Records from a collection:

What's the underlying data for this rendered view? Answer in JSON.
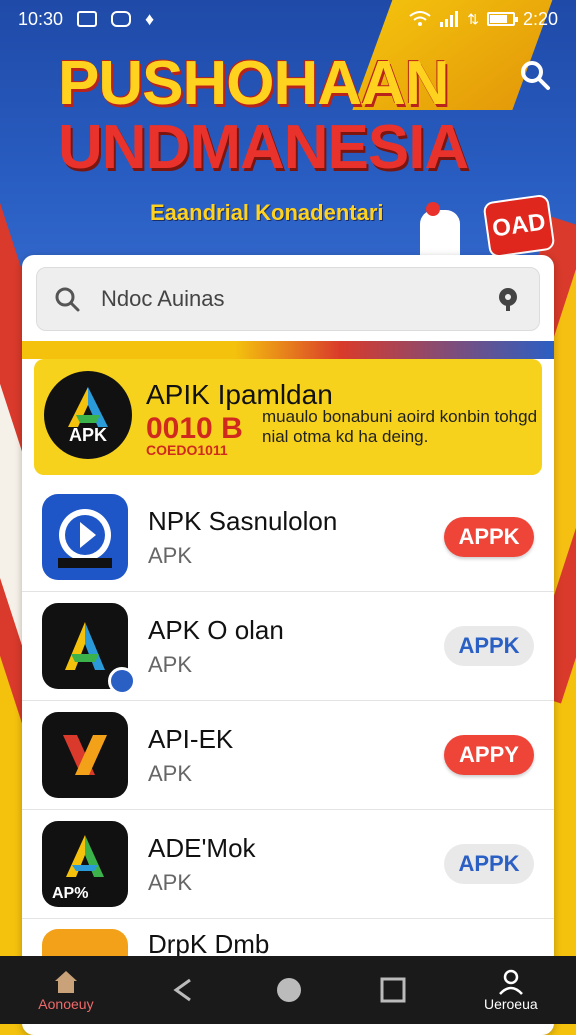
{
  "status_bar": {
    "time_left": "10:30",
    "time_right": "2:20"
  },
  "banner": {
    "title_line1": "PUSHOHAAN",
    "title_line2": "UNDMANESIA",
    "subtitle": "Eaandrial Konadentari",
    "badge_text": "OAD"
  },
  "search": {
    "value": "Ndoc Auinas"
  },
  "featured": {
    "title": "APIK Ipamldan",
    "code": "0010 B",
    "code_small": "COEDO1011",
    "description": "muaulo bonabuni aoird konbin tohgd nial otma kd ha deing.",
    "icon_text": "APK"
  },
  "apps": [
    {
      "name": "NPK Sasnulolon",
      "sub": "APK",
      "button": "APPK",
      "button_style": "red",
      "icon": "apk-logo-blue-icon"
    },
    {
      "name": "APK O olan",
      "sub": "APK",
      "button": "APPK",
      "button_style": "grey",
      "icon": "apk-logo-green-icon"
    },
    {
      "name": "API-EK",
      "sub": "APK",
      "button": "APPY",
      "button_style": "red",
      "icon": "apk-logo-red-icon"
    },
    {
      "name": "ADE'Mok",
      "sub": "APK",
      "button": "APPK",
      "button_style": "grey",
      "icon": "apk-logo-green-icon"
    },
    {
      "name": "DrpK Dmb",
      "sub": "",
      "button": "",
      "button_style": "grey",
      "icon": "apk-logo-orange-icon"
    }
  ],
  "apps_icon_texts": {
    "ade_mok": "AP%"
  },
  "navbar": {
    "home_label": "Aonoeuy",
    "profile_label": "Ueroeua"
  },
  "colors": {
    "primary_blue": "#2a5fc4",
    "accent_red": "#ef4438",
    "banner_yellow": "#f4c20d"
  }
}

...

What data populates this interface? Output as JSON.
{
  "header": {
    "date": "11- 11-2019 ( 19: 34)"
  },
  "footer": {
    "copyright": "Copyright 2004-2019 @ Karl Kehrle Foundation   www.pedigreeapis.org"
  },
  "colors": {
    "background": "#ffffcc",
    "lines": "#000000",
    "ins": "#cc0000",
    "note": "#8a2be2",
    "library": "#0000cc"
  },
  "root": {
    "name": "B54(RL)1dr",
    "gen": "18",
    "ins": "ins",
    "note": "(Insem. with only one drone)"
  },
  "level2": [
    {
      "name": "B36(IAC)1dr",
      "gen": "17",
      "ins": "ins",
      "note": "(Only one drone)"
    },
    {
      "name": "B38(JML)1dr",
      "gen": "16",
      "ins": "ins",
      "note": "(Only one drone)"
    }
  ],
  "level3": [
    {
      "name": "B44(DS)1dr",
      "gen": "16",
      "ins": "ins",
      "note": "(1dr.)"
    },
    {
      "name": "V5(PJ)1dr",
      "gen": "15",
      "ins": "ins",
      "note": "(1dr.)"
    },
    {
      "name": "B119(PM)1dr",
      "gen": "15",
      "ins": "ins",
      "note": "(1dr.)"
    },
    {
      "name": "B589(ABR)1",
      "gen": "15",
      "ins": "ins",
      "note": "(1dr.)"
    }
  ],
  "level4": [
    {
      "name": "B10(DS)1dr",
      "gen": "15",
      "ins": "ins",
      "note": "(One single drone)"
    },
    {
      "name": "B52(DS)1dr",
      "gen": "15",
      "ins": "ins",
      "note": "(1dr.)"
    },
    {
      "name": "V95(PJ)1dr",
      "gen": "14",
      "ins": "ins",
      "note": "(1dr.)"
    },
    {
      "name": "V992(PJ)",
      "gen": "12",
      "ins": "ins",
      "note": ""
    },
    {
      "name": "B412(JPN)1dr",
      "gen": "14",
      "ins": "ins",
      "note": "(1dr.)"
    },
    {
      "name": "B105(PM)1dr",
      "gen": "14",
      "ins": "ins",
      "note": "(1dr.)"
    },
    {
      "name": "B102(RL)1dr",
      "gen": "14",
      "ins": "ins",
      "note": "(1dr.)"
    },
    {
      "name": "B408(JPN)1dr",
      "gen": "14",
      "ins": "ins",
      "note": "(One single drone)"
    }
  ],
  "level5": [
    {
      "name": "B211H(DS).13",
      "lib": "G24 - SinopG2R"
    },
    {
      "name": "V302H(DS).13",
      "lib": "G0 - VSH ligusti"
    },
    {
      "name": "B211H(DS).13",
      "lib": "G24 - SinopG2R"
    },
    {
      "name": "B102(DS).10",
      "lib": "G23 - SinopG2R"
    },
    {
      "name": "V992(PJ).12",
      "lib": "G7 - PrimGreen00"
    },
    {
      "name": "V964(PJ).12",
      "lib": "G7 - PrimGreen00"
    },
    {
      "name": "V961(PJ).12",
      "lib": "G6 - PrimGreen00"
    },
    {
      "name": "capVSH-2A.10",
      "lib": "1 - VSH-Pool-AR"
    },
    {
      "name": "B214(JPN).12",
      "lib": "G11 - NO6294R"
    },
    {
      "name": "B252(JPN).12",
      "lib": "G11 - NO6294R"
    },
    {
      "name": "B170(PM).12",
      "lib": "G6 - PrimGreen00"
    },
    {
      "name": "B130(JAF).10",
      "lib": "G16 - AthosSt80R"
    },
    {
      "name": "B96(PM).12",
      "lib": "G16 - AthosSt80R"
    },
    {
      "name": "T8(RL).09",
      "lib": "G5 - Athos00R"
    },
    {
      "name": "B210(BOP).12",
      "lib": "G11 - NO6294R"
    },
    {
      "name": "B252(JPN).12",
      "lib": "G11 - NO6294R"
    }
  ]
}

Work instructions: Read the data above. Pull out each line in which the string "What" appears.

Result of this exercise:
What's the underlying data for this rendered view? Answer in JSON.
What data populates this interface? Output as JSON.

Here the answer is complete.